Pull every line holding the string "right" from the records below.

______________________________

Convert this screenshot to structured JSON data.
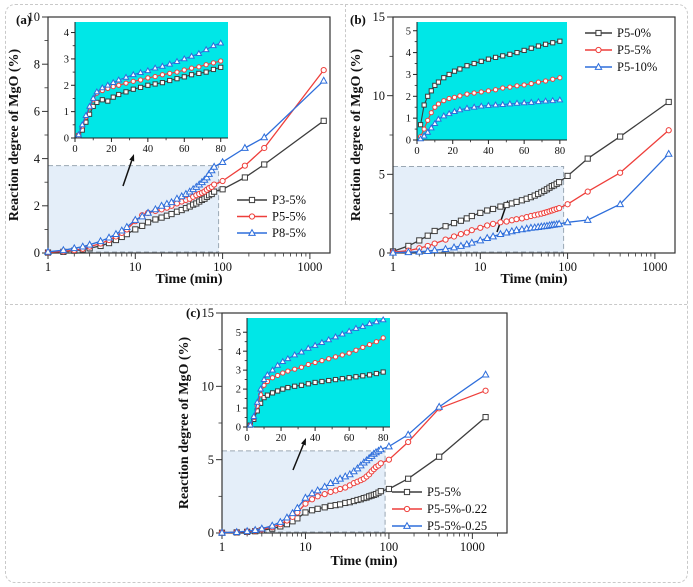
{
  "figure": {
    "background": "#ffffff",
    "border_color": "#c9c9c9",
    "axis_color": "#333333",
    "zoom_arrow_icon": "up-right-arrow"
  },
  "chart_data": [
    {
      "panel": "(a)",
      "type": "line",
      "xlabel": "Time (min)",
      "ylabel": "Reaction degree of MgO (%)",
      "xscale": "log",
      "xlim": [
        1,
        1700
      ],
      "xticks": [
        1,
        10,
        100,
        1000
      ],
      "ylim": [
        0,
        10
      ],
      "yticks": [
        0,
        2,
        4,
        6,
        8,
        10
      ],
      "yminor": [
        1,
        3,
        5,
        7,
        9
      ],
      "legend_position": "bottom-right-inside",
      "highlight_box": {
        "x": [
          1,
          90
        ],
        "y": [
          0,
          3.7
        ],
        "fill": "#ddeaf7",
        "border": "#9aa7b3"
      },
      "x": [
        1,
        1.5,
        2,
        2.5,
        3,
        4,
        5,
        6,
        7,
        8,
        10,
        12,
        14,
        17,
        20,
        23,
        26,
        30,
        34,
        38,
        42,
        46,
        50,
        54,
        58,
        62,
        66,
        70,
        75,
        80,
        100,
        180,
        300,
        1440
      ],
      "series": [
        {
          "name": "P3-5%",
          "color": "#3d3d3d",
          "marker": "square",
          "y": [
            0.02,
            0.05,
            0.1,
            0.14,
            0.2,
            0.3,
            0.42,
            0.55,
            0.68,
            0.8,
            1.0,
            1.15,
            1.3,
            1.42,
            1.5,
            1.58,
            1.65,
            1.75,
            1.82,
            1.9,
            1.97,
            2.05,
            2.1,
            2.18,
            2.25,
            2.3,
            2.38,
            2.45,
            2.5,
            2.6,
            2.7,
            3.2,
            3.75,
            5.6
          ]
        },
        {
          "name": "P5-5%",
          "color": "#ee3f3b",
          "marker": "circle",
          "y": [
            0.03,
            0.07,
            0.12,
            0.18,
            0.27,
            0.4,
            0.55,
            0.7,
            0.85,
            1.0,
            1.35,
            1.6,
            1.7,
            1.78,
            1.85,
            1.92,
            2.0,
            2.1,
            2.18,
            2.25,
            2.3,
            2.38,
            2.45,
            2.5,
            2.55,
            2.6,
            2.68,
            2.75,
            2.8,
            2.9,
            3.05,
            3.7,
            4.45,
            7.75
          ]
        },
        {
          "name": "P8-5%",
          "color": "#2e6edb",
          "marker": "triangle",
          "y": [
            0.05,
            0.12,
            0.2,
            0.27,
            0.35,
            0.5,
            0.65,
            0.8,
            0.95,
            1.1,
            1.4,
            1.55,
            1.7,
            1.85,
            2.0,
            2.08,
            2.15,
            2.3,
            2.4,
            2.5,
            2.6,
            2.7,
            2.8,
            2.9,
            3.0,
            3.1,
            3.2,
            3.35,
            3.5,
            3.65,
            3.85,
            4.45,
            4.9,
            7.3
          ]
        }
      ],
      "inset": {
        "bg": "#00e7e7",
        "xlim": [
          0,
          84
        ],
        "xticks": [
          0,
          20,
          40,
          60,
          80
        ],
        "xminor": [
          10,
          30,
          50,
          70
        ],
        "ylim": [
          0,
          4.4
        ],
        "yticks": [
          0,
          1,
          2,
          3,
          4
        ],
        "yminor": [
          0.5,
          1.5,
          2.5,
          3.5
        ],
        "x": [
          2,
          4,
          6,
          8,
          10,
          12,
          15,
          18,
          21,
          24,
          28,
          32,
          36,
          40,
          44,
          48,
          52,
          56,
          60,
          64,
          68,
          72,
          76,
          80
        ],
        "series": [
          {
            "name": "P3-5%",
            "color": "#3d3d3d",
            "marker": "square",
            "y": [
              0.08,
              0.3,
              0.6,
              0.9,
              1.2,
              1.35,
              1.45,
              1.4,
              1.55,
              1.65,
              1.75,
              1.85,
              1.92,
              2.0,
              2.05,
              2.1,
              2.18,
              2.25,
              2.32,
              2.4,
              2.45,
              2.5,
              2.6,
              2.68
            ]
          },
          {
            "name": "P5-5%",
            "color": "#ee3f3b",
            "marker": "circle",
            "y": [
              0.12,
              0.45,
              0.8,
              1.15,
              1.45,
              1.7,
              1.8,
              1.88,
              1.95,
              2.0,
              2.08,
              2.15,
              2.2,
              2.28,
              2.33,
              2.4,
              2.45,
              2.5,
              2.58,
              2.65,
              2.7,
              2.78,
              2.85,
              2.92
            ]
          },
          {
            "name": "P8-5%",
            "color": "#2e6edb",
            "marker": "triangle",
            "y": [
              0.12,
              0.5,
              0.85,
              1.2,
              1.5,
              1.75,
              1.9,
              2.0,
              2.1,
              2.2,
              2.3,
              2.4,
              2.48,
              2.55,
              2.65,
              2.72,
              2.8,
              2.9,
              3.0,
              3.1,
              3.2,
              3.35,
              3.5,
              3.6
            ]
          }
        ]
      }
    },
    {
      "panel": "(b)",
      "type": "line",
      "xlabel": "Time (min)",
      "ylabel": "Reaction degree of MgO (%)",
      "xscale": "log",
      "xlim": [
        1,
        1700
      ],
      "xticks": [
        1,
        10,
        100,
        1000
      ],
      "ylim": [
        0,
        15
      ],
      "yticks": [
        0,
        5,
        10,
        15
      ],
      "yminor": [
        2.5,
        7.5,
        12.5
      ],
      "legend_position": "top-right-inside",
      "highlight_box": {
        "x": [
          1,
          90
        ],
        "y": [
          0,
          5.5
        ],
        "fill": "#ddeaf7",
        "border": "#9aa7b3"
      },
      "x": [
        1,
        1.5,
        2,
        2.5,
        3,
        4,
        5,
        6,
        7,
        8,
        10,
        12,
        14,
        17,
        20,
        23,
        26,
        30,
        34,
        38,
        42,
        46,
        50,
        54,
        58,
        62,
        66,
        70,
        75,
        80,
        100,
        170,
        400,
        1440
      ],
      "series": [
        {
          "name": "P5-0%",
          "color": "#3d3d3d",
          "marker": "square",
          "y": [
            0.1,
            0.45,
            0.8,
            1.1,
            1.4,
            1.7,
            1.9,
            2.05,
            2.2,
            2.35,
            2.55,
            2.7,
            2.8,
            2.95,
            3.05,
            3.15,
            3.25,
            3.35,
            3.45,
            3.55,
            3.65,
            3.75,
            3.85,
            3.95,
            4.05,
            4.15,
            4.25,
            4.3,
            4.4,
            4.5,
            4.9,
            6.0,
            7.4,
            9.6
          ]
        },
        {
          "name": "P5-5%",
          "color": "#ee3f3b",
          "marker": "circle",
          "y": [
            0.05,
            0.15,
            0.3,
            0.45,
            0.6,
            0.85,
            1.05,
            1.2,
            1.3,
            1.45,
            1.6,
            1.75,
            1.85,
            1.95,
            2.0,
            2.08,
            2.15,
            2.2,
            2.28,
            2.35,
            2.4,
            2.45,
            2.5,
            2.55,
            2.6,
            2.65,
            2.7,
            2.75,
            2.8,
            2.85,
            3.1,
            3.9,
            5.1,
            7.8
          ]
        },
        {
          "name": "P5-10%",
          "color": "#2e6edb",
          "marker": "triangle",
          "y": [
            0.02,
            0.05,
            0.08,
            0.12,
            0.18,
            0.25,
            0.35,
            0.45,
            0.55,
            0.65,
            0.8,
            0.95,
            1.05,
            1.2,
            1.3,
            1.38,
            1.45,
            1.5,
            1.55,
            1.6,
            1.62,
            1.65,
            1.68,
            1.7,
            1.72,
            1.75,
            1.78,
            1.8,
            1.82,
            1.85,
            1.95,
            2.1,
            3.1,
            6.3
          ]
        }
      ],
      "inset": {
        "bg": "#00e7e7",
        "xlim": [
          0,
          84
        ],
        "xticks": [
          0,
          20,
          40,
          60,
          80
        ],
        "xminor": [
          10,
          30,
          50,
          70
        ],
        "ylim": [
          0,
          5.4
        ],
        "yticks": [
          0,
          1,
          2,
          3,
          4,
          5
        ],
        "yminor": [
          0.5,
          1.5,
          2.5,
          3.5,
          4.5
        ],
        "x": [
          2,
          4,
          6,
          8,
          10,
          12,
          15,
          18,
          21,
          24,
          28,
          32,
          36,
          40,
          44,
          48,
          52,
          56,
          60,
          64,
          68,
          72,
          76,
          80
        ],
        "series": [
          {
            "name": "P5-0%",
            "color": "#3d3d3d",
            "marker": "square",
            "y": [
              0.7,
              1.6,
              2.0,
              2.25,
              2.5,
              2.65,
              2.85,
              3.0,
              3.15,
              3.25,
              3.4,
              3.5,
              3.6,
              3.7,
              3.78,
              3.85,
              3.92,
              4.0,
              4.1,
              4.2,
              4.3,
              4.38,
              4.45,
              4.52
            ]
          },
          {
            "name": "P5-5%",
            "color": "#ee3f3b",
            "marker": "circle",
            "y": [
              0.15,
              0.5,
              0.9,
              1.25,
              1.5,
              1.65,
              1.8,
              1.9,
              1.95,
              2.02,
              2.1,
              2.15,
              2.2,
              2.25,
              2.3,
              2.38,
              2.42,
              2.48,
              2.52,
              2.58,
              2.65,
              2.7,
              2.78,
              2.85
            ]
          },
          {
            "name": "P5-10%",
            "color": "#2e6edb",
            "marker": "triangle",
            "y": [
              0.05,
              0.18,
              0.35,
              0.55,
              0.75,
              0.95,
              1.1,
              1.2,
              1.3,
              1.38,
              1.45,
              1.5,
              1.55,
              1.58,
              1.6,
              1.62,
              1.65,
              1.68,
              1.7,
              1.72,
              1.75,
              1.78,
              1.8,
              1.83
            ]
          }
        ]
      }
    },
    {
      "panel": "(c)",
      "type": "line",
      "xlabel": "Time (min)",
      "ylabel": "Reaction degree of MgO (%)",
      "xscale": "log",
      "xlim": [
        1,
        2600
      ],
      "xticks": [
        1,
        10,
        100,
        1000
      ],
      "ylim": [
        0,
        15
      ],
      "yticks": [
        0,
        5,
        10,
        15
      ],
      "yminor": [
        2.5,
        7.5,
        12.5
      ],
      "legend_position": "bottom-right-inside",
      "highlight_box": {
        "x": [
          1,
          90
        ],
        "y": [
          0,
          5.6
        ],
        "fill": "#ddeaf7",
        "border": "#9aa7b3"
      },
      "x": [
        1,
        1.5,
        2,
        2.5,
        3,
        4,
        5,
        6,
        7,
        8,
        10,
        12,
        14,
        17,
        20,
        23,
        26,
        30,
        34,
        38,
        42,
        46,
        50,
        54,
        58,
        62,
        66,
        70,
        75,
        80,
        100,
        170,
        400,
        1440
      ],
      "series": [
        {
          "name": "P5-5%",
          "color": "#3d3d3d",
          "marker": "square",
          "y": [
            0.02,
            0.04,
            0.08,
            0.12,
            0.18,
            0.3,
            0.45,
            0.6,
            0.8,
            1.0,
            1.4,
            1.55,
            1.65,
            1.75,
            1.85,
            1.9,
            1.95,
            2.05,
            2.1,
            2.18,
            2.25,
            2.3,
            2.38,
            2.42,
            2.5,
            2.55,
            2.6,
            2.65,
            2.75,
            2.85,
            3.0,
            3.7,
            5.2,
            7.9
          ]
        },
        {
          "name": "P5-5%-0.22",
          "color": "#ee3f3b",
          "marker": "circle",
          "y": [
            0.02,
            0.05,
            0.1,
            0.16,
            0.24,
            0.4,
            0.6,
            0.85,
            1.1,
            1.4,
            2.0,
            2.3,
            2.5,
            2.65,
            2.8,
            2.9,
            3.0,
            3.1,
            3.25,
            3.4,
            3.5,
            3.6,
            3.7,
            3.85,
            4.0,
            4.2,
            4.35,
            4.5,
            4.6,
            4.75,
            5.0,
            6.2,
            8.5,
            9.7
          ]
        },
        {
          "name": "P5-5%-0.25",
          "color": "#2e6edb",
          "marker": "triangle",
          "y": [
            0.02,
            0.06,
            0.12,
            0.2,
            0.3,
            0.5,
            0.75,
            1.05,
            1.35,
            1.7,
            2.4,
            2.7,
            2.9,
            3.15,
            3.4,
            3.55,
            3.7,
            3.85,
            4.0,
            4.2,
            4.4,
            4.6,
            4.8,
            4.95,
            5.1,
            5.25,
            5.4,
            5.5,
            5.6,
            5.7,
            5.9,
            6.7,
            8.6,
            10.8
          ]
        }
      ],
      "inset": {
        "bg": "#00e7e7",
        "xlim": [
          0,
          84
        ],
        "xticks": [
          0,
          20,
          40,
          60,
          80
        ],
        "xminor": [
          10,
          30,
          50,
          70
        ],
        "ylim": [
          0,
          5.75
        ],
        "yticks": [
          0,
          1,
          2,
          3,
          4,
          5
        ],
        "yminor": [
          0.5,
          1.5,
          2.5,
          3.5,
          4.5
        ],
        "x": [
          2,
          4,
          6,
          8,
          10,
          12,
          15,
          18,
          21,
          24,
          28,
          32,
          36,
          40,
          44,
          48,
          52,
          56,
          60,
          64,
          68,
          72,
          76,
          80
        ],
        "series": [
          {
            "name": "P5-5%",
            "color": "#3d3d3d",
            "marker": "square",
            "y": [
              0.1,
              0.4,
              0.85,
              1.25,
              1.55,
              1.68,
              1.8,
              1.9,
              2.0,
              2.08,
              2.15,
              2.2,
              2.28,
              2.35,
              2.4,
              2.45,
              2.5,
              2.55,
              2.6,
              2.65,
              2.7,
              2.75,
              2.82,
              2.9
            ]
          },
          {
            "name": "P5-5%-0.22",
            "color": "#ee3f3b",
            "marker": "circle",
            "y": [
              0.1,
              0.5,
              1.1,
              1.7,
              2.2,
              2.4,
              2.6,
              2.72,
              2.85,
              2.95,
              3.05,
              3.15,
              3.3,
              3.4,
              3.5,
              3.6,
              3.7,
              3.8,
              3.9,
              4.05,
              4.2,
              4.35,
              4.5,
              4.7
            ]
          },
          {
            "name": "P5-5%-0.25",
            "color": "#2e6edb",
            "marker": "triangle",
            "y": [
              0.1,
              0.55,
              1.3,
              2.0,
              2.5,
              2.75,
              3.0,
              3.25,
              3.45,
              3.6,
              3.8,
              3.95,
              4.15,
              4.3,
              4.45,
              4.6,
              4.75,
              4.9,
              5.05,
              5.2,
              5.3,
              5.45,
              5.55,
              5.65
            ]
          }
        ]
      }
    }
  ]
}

______________________________

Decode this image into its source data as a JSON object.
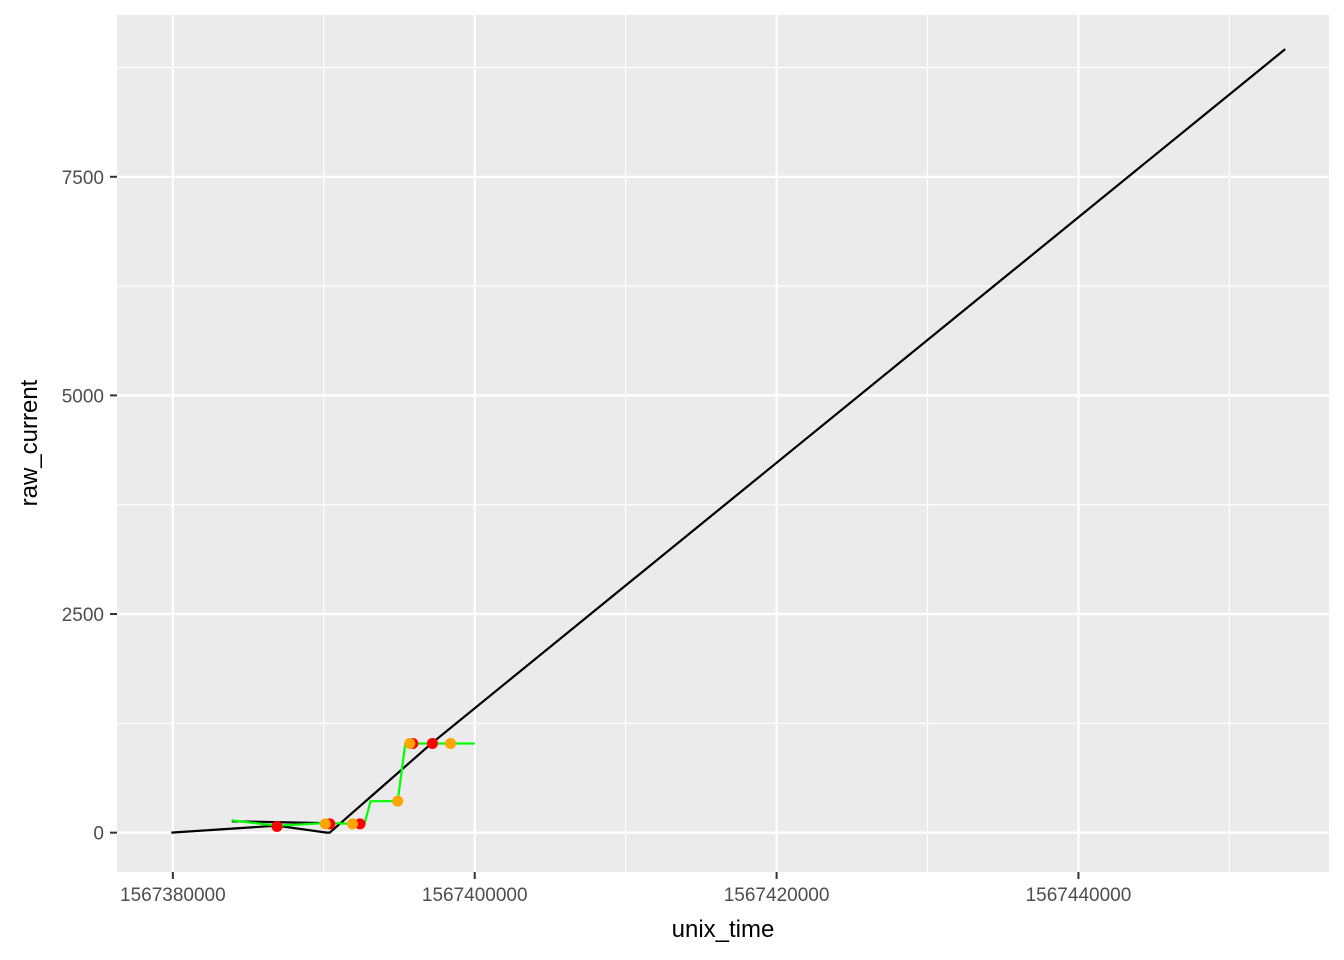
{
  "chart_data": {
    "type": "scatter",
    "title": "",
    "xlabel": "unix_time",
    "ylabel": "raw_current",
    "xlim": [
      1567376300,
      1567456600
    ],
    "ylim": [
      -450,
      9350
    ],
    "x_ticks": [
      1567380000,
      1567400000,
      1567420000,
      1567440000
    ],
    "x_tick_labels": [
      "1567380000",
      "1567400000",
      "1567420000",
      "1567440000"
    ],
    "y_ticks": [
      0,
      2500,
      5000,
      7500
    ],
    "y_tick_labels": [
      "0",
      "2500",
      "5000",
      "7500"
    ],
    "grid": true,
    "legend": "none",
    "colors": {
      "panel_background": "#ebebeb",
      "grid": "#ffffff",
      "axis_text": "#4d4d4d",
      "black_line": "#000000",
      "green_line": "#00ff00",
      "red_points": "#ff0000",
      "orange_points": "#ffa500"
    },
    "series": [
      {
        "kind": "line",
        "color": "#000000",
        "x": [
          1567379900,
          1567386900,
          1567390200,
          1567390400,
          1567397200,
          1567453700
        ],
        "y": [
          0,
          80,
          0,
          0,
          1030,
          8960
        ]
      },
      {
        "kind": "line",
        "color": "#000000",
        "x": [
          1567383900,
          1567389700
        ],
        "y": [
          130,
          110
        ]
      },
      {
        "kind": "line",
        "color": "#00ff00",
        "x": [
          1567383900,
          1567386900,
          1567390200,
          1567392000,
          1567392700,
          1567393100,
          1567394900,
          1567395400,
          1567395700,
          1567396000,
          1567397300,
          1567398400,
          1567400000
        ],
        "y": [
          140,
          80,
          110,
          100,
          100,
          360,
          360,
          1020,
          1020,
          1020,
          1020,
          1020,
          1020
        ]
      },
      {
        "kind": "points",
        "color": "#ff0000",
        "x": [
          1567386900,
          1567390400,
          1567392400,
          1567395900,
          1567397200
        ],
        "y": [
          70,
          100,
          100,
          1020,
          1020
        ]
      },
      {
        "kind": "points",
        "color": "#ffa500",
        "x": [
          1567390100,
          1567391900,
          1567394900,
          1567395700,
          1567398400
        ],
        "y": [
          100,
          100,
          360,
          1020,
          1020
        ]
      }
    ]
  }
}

______________________________

**COMPLETE ANSWER**
    "zoom_arrow_icon": "up-right-arrow"
      "legend_position": "bottom-right-inside",
      "legend_position": "top-right-inside",
      "legend_position": "bottom-right-inside",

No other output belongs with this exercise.